-- Begin Excerpt --
The approach of my fortieth birthday has provoked a great deal of thought in me about the direction my life has gone, is going, will go. The idea of purpose keeps popping up everywhere I look, like a porpoise (pun definitely intended and a tribute to my husband's love of them), enticing me to play in deeper waters.

Our treadmill sits in our basement living room, next to a bookshelf full of mostly paperback books. After a workout the other day, as I was getting ready to get off the treadmill, a book on the bottom shelf caught my eye, Real Magic by Wayne Dyer. I pulled it out, I started reading it. Not a few pages into the book, I encounter a discussion about one's life purpose and how it shapes one's destiny.

My best friend Jill is reading a book about purpose, too, Martha Beck's latest, Steering by Starlight. Now, I love Martha Beck because she has a way of cutting through bullshit and getting my own mind to start telling me like it is. Her wisdom is simple, no-nonsense, realistic. Other books of hers have really helped me, and I'm hoping to read this new one, soon.

Earlier this year, I was fortunate enough to be involved in a virtual book tour for Eric Maisel's Van Gogh Blues, which included a great deal of discussion about how to make meaning in life. Meaning and purpose are definitely connected, perhaps the very same thing.
-- End Excerpt --
- Stated problem 1
In the excerpt on purpose, which book on the bottom shelf caught the writer's eye after a treadmill workout?
- Stated problem 2
Using the excerpt on purpose, explain why the writer loves Martha Beck.
- Stated problem 3
Reproduce the excerpt on purpose word for word from "Our treadmill sits" to "shapes one's destiny.".
Answer using only the excerpt on purpose.
-- Begin Records supplied --
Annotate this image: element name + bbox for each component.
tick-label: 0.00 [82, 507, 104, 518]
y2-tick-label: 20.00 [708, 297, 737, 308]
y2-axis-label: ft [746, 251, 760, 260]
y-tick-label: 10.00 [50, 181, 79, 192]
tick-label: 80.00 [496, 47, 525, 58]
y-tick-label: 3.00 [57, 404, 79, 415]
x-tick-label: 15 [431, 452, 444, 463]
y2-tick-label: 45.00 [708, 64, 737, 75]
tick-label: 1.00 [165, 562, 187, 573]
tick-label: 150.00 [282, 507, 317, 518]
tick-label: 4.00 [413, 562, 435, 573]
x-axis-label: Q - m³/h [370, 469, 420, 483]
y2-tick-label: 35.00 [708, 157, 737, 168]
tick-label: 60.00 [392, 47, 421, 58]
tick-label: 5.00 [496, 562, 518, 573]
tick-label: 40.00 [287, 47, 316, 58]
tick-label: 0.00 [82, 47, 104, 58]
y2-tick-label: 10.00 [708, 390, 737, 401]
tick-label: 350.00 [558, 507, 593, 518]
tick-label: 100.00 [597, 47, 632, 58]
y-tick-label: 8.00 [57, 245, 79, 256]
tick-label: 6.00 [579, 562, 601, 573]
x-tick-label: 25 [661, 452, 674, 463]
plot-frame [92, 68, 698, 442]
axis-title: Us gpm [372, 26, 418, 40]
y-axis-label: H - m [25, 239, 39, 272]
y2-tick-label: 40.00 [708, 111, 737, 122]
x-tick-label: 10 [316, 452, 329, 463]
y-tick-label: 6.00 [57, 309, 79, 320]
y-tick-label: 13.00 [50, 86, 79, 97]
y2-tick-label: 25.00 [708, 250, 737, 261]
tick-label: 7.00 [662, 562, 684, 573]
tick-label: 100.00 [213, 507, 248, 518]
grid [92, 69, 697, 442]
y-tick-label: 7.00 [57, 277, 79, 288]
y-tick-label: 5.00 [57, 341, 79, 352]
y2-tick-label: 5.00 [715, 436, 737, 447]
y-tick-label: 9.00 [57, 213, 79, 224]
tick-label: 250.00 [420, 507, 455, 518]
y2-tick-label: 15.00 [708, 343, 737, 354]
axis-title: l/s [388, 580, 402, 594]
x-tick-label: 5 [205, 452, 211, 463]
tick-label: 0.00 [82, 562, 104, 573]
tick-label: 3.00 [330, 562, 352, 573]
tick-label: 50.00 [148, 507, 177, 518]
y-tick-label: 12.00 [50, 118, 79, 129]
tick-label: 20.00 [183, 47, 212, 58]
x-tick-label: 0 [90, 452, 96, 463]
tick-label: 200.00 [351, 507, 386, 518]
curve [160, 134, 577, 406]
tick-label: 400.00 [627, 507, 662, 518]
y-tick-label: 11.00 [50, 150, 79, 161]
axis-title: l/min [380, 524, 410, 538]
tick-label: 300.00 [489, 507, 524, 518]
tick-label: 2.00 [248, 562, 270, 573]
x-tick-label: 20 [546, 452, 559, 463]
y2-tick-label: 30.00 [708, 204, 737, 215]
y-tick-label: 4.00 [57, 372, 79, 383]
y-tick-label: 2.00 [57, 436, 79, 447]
-- End Records supplied --
- Expected answer 1
Real Magic by Wayne Dyer.

- Expected answer 2
The writer loves Martha Beck because she cuts through bullshit and gets the writer's own mind to start telling it like it is. The writer also finds her wisdom simple, no-nonsense and realistic.

- Expected answer 3
Our treadmill sits in our basement living room, next to a bookshelf full of mostly paperback books. After a workout the other day, as I was getting ready to get off the treadmill, a book on the bottom shelf caught my eye, Real Magic by Wayne Dyer. I pulled it out, I started reading it. Not a few pages into the book, I encounter a discussion about one's life purpose and how it shapes one's destiny.